Element box annotations:
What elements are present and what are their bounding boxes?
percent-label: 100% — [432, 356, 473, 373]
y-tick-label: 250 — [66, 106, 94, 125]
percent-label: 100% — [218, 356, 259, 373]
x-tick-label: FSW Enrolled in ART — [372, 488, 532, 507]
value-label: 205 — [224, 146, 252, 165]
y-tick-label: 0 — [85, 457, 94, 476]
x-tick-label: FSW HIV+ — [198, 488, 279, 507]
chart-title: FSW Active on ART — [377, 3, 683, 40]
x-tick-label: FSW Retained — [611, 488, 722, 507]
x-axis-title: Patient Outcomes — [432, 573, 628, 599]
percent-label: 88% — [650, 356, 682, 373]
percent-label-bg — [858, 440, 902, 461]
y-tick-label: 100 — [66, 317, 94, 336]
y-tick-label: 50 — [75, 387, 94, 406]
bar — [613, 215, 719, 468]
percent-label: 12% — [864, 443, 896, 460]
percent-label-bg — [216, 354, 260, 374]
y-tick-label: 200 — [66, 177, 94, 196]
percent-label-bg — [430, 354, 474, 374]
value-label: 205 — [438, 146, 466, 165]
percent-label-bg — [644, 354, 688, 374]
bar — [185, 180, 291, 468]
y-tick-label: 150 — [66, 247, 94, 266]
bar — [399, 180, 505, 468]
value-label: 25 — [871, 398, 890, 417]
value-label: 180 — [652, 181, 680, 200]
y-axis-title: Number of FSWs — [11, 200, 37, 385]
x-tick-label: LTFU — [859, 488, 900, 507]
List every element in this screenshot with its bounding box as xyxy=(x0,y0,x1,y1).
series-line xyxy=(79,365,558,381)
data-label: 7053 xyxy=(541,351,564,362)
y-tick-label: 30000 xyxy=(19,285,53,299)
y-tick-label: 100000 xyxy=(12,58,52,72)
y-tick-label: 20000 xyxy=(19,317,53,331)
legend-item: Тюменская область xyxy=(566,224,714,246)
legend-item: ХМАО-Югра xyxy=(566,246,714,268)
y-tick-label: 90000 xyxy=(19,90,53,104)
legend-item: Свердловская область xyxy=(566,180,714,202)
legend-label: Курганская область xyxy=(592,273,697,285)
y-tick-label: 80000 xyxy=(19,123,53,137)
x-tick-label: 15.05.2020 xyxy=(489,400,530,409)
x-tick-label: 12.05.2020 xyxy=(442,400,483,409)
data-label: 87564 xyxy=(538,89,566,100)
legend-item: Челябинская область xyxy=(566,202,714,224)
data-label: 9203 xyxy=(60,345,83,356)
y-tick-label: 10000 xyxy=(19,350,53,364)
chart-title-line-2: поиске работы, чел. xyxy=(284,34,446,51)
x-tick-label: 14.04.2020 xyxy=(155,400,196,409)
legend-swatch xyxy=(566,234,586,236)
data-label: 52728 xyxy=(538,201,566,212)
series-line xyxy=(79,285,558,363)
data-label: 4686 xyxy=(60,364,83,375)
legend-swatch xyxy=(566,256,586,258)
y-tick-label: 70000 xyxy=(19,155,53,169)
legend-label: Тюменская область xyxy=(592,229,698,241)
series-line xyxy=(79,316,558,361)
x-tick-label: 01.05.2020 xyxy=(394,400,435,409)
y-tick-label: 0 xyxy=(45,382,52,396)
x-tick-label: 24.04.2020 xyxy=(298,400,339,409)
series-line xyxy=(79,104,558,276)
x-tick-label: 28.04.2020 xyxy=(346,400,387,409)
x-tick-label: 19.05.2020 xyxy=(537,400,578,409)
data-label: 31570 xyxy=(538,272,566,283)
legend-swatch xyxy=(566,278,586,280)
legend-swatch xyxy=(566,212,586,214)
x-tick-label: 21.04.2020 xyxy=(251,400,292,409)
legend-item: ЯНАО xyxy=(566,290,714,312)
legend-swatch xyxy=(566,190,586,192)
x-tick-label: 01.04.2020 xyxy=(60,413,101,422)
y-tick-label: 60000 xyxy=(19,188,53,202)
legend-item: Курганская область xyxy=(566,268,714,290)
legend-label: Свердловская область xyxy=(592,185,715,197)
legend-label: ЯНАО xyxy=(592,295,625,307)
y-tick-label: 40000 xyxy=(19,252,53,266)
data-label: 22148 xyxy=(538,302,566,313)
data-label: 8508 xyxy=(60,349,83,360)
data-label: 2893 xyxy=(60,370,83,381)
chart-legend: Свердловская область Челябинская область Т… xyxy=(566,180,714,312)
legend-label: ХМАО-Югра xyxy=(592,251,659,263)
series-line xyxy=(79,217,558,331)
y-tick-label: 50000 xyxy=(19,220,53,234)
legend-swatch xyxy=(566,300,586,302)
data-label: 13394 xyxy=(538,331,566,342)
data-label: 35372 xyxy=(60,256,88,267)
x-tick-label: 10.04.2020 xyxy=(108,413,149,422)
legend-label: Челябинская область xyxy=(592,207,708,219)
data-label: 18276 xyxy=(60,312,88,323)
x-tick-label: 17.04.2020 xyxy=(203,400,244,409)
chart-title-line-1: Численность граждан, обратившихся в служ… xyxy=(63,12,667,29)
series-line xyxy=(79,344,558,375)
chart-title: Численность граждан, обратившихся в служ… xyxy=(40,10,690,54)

What you have to do:
Transcribe the entries from the very first line through the line containing "legend-swatch xyxy=(566,256,586,258)", copying each line character for character.

Correct answer:
What elements are present and what are their bounding boxes?
percent-label: 100% — [432, 356, 473, 373]
y-tick-label: 250 — [66, 106, 94, 125]
percent-label: 100% — [218, 356, 259, 373]
x-tick-label: FSW Enrolled in ART — [372, 488, 532, 507]
value-label: 205 — [224, 146, 252, 165]
y-tick-label: 0 — [85, 457, 94, 476]
x-tick-label: FSW HIV+ — [198, 488, 279, 507]
chart-title: FSW Active on ART — [377, 3, 683, 40]
x-tick-label: FSW Retained — [611, 488, 722, 507]
x-axis-title: Patient Outcomes — [432, 573, 628, 599]
percent-label: 88% — [650, 356, 682, 373]
percent-label-bg — [858, 440, 902, 461]
y-tick-label: 100 — [66, 317, 94, 336]
y-tick-label: 50 — [75, 387, 94, 406]
bar — [613, 215, 719, 468]
percent-label: 12% — [864, 443, 896, 460]
percent-label-bg — [216, 354, 260, 374]
y-tick-label: 200 — [66, 177, 94, 196]
percent-label-bg — [430, 354, 474, 374]
value-label: 205 — [438, 146, 466, 165]
percent-label-bg — [644, 354, 688, 374]
bar — [185, 180, 291, 468]
y-tick-label: 150 — [66, 247, 94, 266]
bar — [399, 180, 505, 468]
value-label: 25 — [871, 398, 890, 417]
value-label: 180 — [652, 181, 680, 200]
y-axis-title: Number of FSWs — [11, 200, 37, 385]
x-tick-label: LTFU — [859, 488, 900, 507]
List every element in this screenshot with its bounding box as xyxy=(x0,y0,x1,y1).
series-line xyxy=(79,365,558,381)
data-label: 7053 xyxy=(541,351,564,362)
y-tick-label: 30000 xyxy=(19,285,53,299)
y-tick-label: 100000 xyxy=(12,58,52,72)
y-tick-label: 20000 xyxy=(19,317,53,331)
legend-item: Тюменская область xyxy=(566,224,714,246)
legend-item: ХМАО-Югра xyxy=(566,246,714,268)
y-tick-label: 90000 xyxy=(19,90,53,104)
legend-item: Свердловская область xyxy=(566,180,714,202)
legend-label: Курганская область xyxy=(592,273,697,285)
y-tick-label: 80000 xyxy=(19,123,53,137)
x-tick-label: 15.05.2020 xyxy=(489,400,530,409)
x-tick-label: 12.05.2020 xyxy=(442,400,483,409)
data-label: 87564 xyxy=(538,89,566,100)
legend-item: Челябинская область xyxy=(566,202,714,224)
data-label: 9203 xyxy=(60,345,83,356)
y-tick-label: 10000 xyxy=(19,350,53,364)
chart-title-line-2: поиске работы, чел. xyxy=(284,34,446,51)
x-tick-label: 14.04.2020 xyxy=(155,400,196,409)
legend-swatch xyxy=(566,234,586,236)
data-label: 52728 xyxy=(538,201,566,212)
series-line xyxy=(79,285,558,363)
data-label: 4686 xyxy=(60,364,83,375)
legend-swatch xyxy=(566,256,586,258)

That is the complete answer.